* BEGIN SUPPLIED INFORMATION *

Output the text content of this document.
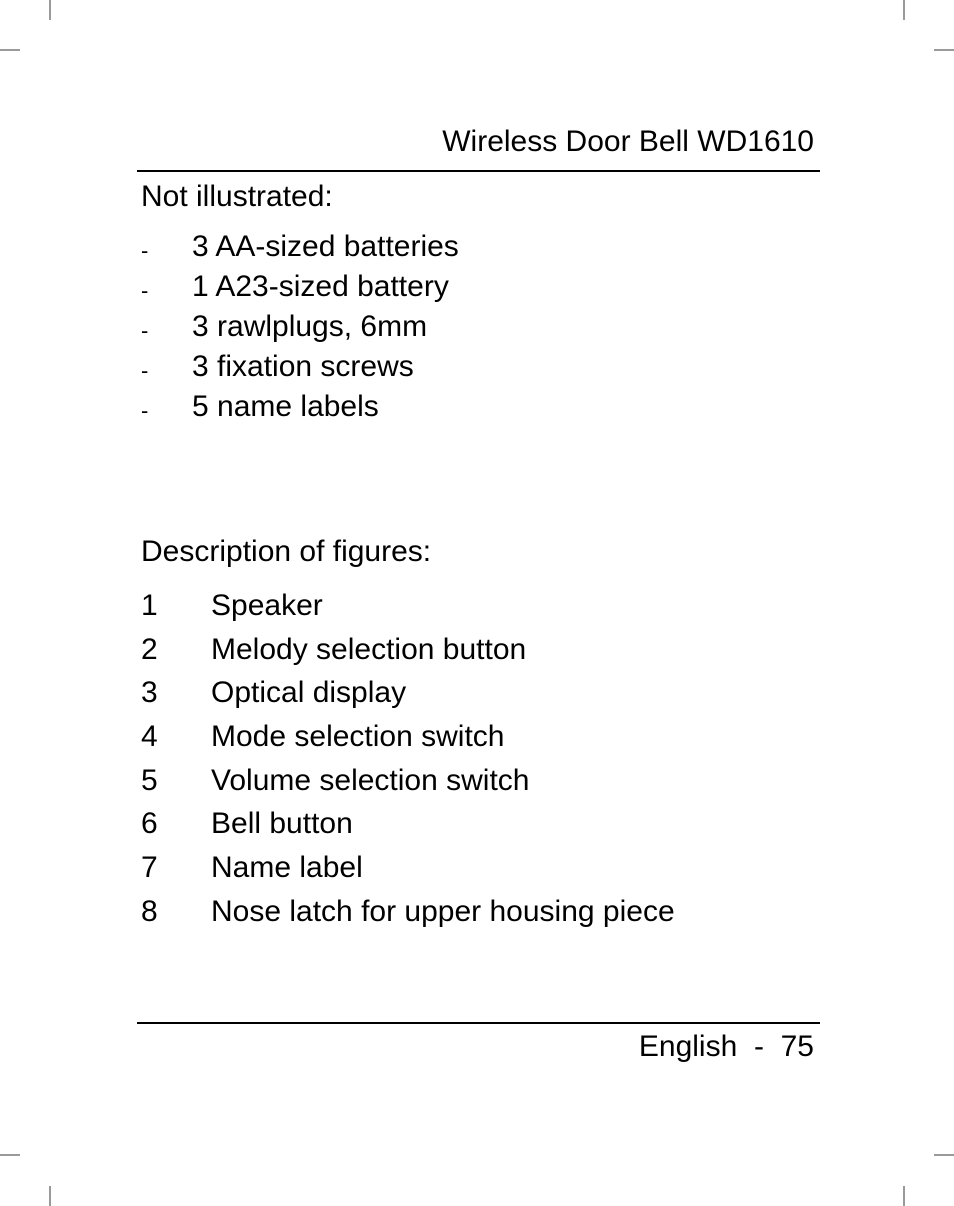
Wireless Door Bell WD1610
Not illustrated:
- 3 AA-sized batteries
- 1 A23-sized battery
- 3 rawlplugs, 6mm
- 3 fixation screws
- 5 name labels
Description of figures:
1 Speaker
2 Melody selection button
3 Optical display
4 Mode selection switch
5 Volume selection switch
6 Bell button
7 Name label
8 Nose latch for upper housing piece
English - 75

* END SUPPLIED INFORMATION *
* BEGIN SUPPLIED INFORMATION *

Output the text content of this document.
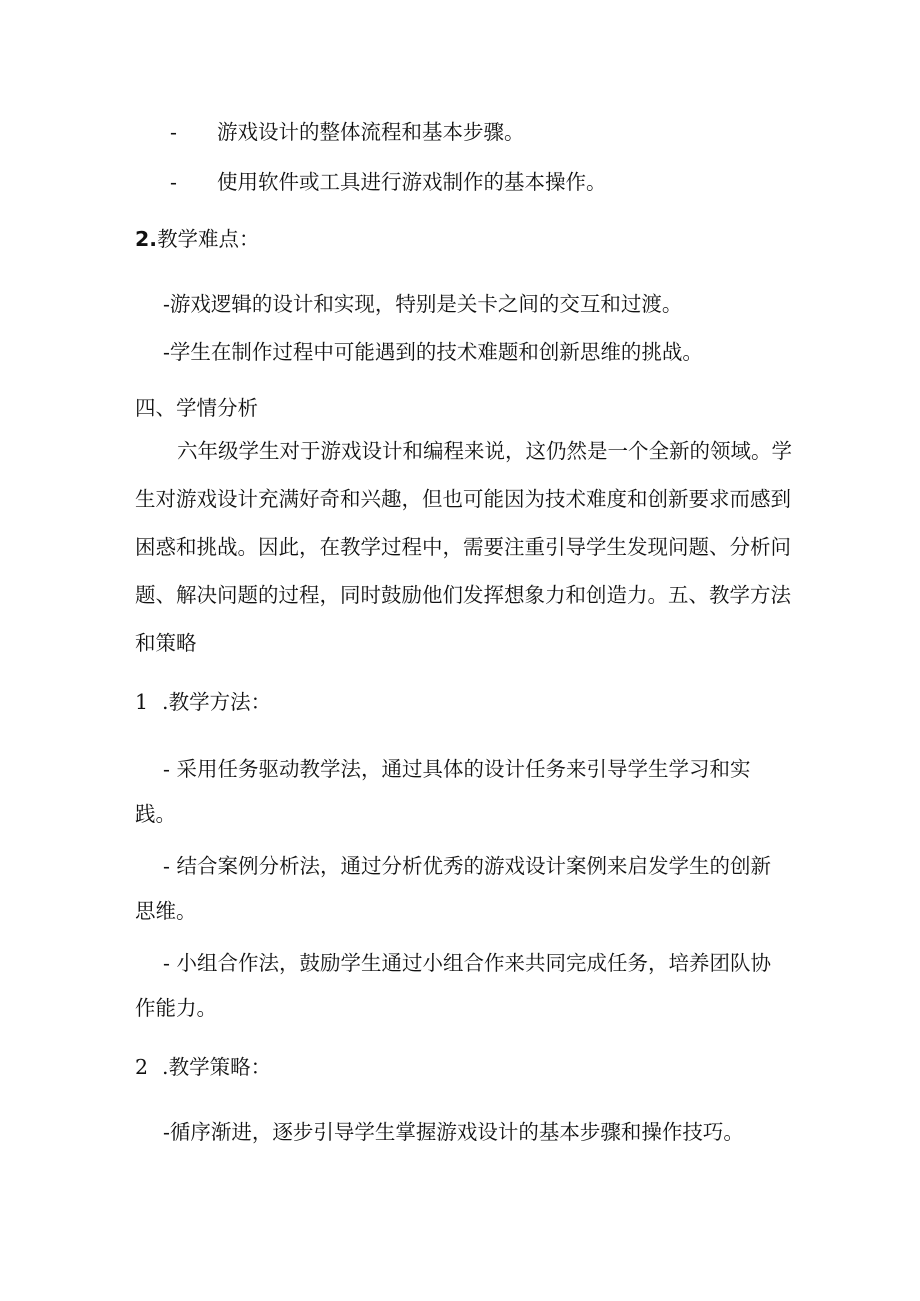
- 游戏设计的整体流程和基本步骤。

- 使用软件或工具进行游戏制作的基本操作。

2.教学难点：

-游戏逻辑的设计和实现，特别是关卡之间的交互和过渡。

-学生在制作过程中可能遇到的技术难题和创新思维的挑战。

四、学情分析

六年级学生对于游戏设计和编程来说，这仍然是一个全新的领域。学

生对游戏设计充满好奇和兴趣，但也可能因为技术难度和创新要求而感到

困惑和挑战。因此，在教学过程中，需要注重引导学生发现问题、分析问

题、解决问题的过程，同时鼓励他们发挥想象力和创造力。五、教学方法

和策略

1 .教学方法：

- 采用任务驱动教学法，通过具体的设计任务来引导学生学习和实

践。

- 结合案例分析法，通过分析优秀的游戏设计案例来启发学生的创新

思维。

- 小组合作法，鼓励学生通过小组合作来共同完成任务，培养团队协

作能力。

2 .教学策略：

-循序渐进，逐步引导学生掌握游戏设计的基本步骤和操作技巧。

* END SUPPLIED INFORMATION *

- EXERCISE
Copy each line of the data above that holds "Bell".

- ANSWER TO THE EXERCISE
Wireless Door Bell WD1610
6 Bell button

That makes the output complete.